• WHAT IS BEING ASKED
Pull out every line below containing the word "Đỉnh".

----- DATA ROWS

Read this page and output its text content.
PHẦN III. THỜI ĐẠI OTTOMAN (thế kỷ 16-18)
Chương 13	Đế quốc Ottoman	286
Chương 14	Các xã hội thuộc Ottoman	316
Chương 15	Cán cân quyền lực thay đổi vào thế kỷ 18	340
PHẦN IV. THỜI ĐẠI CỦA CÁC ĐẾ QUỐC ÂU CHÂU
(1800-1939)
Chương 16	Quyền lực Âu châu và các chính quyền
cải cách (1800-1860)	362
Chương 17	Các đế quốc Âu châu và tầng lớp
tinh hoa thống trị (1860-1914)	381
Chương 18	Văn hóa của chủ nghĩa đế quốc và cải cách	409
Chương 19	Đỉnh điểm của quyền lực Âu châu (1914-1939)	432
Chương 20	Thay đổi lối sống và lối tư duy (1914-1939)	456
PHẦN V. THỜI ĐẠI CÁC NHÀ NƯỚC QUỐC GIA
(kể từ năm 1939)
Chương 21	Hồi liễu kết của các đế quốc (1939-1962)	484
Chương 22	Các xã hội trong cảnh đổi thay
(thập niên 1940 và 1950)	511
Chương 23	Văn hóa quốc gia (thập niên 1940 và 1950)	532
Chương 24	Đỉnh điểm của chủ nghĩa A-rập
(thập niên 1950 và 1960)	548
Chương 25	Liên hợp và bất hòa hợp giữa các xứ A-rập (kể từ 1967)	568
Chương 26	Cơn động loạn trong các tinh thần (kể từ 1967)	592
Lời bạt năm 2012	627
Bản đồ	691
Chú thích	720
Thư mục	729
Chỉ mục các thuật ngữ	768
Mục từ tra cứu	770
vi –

----------

• COMPLETED EXERCISE
Chương 19	Đỉnh điểm của quyền lực Âu châu (1914-1939)	432
Chương 24	Đỉnh điểm của chủ nghĩa A-rập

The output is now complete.